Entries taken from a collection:
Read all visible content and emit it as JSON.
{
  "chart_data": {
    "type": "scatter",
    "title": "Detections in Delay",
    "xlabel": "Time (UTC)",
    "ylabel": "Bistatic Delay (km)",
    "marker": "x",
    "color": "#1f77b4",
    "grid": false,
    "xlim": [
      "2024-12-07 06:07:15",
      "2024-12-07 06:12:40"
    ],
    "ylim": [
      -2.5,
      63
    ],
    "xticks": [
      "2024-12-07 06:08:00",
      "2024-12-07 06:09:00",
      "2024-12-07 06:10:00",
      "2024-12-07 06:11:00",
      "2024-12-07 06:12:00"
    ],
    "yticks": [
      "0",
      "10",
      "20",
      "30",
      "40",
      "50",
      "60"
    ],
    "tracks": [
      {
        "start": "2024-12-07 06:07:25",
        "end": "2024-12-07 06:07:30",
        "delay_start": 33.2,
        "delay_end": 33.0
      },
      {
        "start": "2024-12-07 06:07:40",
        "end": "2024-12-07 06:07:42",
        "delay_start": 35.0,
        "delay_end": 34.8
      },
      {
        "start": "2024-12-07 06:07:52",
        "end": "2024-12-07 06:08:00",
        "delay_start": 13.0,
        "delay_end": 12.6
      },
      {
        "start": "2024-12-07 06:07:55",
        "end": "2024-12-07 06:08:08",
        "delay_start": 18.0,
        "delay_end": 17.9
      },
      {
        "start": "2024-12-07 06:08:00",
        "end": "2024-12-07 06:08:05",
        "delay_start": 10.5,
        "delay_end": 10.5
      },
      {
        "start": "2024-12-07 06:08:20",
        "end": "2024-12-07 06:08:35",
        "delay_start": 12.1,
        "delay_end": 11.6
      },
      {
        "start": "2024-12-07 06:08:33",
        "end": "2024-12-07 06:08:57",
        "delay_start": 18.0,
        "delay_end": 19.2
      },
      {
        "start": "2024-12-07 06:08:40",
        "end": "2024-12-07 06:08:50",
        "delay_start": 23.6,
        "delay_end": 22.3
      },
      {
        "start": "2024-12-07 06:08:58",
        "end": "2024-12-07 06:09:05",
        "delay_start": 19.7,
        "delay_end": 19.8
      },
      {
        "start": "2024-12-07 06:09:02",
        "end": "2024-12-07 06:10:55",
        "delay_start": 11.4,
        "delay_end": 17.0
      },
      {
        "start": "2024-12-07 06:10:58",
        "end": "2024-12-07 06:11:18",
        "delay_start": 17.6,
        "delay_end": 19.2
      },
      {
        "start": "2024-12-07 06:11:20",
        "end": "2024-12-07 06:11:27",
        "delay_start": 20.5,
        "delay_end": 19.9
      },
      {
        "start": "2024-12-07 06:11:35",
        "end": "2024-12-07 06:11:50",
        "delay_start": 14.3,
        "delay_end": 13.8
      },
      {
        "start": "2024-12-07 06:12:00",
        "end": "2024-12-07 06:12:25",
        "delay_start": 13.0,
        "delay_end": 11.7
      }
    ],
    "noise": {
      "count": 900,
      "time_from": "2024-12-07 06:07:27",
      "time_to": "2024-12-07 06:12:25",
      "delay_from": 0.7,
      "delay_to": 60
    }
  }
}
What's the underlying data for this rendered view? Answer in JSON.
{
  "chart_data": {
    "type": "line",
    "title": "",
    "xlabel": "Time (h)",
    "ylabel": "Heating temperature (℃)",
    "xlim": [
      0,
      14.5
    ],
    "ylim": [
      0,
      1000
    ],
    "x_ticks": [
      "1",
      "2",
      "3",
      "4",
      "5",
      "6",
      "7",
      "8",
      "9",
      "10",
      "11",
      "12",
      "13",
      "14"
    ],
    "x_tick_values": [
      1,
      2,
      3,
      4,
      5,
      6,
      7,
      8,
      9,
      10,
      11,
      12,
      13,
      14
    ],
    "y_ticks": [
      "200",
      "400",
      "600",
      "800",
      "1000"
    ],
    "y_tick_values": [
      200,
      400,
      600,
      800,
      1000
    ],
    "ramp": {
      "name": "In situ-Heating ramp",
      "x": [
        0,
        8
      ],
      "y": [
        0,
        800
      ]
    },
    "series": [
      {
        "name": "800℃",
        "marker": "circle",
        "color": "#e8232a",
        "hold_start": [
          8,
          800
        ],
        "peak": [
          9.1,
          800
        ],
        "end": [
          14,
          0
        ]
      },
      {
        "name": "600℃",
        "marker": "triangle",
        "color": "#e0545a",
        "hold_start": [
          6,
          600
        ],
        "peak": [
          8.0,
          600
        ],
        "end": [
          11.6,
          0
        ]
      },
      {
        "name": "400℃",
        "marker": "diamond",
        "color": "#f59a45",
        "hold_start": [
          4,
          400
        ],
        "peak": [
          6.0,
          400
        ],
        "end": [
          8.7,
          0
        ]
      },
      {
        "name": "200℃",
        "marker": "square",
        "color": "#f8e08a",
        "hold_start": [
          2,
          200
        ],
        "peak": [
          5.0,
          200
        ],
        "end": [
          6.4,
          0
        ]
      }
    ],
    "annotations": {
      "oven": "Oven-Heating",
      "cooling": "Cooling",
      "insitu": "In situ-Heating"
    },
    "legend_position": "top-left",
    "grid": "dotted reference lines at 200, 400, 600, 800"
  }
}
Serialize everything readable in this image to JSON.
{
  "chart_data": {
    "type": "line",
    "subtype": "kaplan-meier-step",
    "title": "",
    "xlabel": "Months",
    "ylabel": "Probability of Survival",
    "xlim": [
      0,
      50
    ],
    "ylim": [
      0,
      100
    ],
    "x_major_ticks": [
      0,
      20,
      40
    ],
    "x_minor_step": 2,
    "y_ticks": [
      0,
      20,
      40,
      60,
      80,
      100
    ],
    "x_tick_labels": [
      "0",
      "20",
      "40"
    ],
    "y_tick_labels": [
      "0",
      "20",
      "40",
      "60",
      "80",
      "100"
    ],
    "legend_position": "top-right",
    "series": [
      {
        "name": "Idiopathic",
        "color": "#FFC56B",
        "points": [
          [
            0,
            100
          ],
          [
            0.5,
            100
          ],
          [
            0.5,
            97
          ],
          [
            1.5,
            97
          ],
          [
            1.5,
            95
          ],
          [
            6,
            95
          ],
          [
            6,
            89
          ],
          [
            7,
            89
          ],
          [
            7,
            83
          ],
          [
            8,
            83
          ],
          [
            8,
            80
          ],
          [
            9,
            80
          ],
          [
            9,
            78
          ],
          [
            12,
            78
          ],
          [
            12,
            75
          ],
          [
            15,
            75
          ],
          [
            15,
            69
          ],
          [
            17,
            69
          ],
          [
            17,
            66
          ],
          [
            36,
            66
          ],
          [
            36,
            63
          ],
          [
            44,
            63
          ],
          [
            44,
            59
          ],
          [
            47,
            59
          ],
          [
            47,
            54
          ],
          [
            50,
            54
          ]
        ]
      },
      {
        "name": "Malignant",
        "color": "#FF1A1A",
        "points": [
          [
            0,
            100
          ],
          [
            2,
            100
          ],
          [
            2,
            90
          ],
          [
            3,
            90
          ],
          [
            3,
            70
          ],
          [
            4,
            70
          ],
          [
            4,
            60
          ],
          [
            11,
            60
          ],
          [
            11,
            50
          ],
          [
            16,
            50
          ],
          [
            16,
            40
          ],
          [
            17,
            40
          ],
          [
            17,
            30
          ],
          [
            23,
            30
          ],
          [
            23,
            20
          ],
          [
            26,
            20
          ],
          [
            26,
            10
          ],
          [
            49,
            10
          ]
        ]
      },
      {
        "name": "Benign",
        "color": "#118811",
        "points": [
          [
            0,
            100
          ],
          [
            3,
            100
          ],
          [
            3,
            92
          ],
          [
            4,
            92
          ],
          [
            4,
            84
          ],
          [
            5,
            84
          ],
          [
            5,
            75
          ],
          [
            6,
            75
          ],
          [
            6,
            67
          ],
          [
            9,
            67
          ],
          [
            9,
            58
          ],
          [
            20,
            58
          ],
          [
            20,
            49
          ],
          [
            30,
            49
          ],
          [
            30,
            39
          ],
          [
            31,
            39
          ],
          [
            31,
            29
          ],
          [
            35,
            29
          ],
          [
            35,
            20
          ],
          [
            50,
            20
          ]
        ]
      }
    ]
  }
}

▶ **What you should do**
Gather each line of the listing containing the word "ylabel" and show it.

▶ **Written answer**
    "ylabel": "Bistatic Delay (km)",
    "ylabel": "Heating temperature (℃)",
    "ylabel": "Probability of Survival",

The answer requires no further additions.